■ **SUPPLIED PASSAGE**
◇ ◇ ◇

BBC Three was a British over-the-top Internet television service operated by the BBC. It was launched on 16 February 2016 as a replacement for the linear BBC Three television channel, which closed down the same day but was later relaunched on 1 February 2022. The service produces and streams television and web series aimed at the demographic of 16 to 34-year-olds, with a particular focus on comedy and documentary programming.

BBC Three content was primarily streamed on BBC iPlayer, while the service's other content, including web series and other materials, were also distributed through presences on social networks. All full-length original programming commissioned for BBC Three had to eventually be broadcast on the linear BBC One and BBC Two television channels following their online premiere. Beginning in March 2019, BBC One introduced a dedicated timeslot for BBC Three programmes on Mondays through Wednesdays following the BBC News at Ten.

On 20 May 2020, it was announced within the BBC's annual plan that the corporation is "considering the case" for returning BBC Three to linear television, four years after it was taken off air. The annual plan also stated that the BBC would be "backing the success" of the channel by doubling its budget, after producing a variety of critically acclaimed series including Normal People, Fleabag and This Country. Research released in September 2020 showed that BBC Three was being viewed for 89% less time per-year since the closure of its linear broadcast platform, and 72% if rebroadcasts of its content on other BBC linear channels were included. In the year after it closed its linear broadcast platform its weekly audience of viewers aged 16–34 declined 69% compared with the year before the closure. On 2 March 2021, the BBC Press office announced that BBC Three would return to digital terrestrial TV in February 2022, subject to regulatory approval which was approved in 2021.

History

Proposal 
In February 2014 at the Oxford Media Conference, BBC Director-General Tony Hall stated that as part of the ongoing "Delivering Quality First" initiative at the corporation (which, as motivated by the government freeze of television license fee costs, aims to reach £700 million in cost-savings across the BBC up to the end of the 2016–17 television season), the BBC was in the process of finalizing plans to make another £100 million in cuts to be announced the following month. Believing that general budget cuts across the entire corporation would compromise the quality of its in-house productions—especially dramas, which he described as being the "essence" of the BBC—Hall stated that these cuts could require "hard decisions" to be made. He explained that the corporation had "reached the point where salami-slicing would affect quality and distinctiveness. Rather than seek to preserve a less good version of our past, we decided to focus on what we do best: from drama to taking iPlayer into the next generation."

◇ ◇ ◇

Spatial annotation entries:
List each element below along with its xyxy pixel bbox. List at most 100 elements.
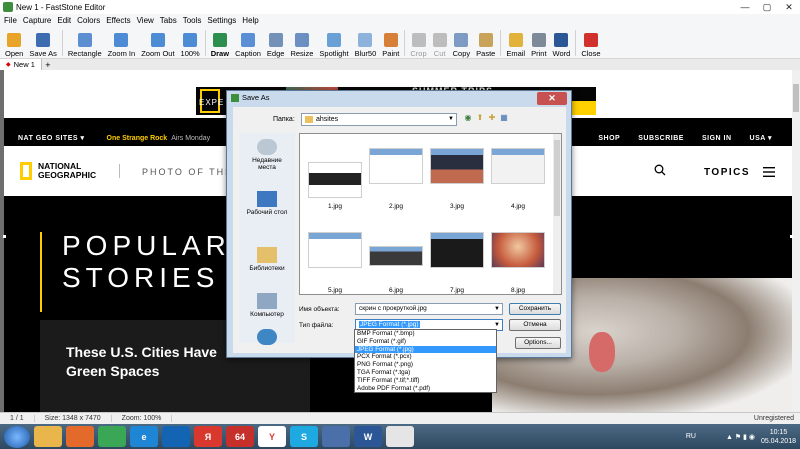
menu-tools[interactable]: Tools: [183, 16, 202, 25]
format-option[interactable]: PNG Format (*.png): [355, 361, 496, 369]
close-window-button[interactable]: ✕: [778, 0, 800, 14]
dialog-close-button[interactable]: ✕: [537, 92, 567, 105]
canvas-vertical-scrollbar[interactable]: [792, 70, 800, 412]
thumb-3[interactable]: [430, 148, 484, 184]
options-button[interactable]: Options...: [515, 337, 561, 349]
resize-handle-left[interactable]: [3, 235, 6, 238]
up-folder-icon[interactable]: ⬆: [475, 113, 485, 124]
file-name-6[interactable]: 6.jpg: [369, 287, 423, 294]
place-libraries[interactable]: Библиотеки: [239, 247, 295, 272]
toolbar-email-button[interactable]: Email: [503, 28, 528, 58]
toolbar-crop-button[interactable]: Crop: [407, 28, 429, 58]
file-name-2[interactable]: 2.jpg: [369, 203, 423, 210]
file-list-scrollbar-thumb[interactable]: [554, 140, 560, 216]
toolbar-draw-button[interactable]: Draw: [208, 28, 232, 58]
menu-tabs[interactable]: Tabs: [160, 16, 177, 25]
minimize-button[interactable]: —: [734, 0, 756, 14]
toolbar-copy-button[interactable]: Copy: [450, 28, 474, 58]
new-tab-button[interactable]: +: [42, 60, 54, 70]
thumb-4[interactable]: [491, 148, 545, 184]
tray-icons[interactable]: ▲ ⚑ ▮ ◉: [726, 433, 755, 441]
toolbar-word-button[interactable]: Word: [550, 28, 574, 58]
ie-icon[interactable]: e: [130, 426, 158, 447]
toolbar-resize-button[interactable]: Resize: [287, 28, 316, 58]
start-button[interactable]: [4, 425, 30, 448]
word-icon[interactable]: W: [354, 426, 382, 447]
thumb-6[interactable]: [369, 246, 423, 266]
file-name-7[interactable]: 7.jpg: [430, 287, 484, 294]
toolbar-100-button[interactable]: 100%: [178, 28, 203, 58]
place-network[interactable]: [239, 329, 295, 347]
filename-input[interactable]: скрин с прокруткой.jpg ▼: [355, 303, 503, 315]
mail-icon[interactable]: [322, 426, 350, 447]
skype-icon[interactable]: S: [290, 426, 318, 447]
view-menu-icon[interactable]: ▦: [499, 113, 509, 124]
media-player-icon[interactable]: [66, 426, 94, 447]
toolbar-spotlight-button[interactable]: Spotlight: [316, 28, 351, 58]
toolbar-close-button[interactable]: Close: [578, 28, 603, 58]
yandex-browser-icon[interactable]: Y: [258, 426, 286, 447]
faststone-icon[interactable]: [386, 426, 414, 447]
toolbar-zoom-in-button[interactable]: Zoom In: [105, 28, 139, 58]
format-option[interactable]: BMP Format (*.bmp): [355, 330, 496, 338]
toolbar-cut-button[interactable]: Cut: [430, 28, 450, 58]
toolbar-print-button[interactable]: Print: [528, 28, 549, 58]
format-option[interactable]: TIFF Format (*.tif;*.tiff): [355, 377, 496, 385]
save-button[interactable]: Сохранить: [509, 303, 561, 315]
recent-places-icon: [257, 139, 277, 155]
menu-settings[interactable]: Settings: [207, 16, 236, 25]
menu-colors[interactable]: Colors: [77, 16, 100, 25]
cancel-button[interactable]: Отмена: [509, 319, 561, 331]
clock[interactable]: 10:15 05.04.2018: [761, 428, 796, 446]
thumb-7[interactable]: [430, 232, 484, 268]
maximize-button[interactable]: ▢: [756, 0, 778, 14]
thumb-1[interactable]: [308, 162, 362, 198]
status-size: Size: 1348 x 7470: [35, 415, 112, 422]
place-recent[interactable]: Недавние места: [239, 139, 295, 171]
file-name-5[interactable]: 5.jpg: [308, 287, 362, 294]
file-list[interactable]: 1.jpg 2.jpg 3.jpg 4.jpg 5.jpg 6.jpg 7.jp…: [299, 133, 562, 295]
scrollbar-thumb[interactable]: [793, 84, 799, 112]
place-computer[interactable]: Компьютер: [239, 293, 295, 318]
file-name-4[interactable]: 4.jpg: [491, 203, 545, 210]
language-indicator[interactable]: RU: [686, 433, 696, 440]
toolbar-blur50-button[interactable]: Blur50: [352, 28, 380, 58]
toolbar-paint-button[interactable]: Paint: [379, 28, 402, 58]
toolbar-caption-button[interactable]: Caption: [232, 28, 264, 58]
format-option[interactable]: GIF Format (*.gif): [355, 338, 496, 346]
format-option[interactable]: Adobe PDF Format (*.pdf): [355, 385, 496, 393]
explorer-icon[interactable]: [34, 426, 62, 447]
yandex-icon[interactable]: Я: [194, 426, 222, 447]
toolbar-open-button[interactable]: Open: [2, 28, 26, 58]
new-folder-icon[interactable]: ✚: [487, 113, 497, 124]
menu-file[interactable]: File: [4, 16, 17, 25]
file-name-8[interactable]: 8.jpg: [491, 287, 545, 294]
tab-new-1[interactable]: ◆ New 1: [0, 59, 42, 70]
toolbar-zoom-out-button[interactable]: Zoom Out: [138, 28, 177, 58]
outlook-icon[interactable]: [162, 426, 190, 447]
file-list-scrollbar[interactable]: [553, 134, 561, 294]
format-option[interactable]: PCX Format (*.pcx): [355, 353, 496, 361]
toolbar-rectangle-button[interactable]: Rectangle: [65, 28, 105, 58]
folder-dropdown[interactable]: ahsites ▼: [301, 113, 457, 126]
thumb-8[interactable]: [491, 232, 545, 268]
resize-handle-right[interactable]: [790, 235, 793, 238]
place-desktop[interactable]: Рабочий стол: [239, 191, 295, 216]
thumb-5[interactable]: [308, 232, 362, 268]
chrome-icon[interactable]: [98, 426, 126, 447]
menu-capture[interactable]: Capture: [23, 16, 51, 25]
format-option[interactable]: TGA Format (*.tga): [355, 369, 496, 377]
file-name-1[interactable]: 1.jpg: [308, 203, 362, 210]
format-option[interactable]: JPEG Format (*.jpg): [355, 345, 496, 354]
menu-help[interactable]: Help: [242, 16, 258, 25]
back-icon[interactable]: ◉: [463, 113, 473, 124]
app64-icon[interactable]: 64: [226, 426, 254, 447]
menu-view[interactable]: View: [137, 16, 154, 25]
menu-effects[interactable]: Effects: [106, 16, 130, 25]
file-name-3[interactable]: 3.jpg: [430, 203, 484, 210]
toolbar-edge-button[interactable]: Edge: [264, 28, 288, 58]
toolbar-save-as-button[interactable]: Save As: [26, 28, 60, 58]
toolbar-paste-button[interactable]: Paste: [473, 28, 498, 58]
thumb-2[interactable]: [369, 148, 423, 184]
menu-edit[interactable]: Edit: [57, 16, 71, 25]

◇ ◇ ◇

■ **GOAL OF THE EXERCISE**
Rewrite the BBC Three passage between "BBC Three was a" and "and documentary programming.", inclusive, putting "age group" in place of "demographic".

■ **SOLUTION TO THIS PROBLEM**
BBC Three was a British over-the-top Internet television service operated by the BBC. It was launched on 16 February 2016 as a replacement for the linear BBC Three television channel, which closed down the same day but was later relaunched on 1 February 2022. The service produces and streams television and web series aimed at the age group of 16 to 34-year-olds, with a particular focus on comedy and documentary programming.